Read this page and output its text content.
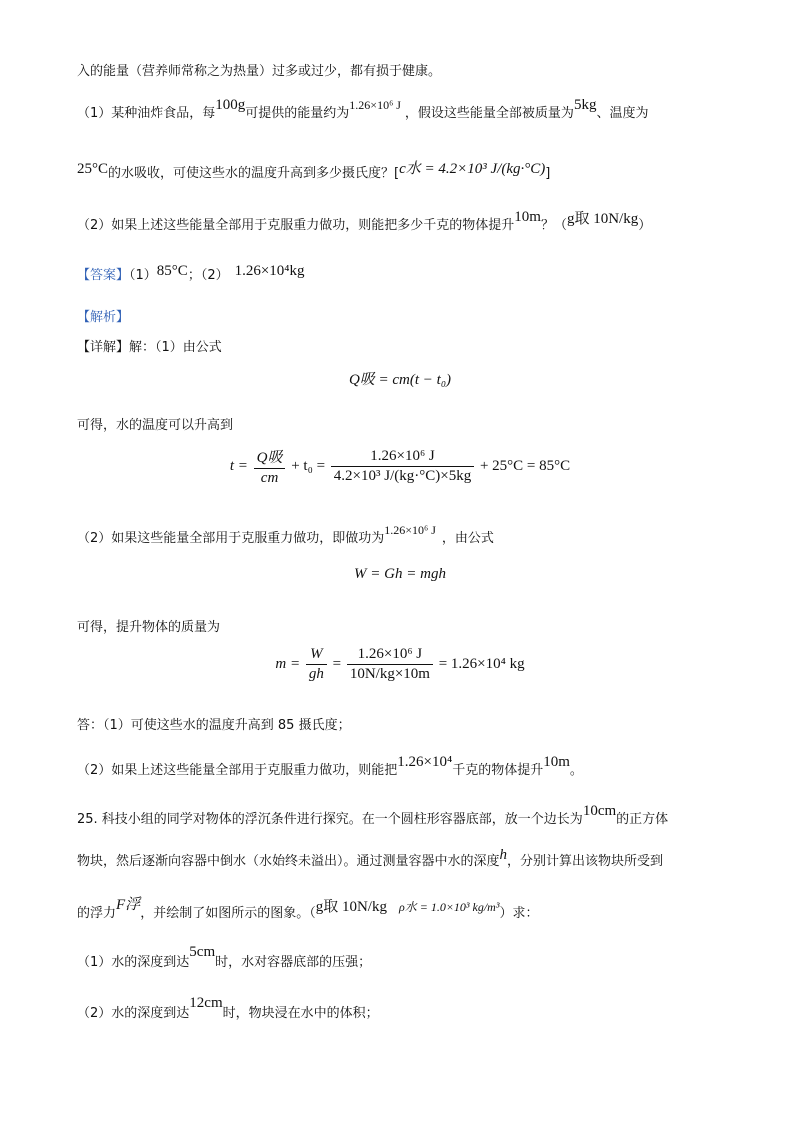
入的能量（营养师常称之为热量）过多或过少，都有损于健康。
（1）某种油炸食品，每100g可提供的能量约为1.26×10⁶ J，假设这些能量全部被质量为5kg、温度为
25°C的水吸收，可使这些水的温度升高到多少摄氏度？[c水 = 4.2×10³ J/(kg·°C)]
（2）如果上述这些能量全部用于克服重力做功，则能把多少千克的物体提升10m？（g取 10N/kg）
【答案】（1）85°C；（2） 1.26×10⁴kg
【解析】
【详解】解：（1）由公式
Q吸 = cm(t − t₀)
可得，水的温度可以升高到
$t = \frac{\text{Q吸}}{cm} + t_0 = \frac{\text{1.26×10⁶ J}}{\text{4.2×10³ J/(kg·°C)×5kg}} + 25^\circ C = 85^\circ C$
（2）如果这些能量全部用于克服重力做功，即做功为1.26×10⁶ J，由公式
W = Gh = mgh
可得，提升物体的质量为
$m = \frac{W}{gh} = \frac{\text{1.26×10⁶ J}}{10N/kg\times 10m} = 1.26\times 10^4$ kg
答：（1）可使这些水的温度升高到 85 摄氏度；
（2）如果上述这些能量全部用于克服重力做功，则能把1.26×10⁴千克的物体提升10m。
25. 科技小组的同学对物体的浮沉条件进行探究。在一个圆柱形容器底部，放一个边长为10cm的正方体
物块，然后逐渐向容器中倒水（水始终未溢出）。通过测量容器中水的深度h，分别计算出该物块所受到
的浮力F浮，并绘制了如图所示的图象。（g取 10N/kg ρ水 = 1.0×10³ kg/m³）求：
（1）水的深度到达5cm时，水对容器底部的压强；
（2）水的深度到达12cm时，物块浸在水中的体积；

_____

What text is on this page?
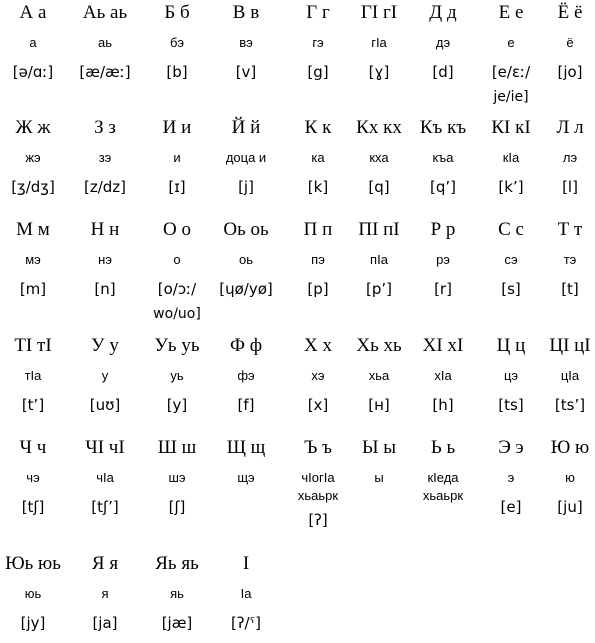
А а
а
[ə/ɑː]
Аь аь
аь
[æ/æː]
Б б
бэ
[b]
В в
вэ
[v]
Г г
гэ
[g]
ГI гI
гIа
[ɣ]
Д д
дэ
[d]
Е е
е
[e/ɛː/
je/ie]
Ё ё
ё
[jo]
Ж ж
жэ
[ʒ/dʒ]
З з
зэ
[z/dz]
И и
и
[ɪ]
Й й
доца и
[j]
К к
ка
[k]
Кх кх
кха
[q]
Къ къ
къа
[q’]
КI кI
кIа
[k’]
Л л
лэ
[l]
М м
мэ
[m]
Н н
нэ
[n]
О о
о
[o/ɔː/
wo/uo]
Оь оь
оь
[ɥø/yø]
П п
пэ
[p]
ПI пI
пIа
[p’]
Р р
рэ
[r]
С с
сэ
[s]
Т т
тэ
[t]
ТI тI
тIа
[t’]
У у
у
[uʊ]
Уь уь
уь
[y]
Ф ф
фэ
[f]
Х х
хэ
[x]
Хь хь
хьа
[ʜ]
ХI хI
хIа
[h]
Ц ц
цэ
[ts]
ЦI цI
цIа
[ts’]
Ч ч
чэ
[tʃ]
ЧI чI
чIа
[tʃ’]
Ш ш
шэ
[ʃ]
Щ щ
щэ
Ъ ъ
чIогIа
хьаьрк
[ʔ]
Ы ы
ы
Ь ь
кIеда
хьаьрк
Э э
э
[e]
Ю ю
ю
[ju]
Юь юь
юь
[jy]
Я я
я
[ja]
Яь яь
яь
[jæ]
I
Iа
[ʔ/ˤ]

_____

**Directions:** Filter the listing above by the word "page"; copy each line that passes.

**Output for this task:**
Read this page and output its text content.
What text is on this page?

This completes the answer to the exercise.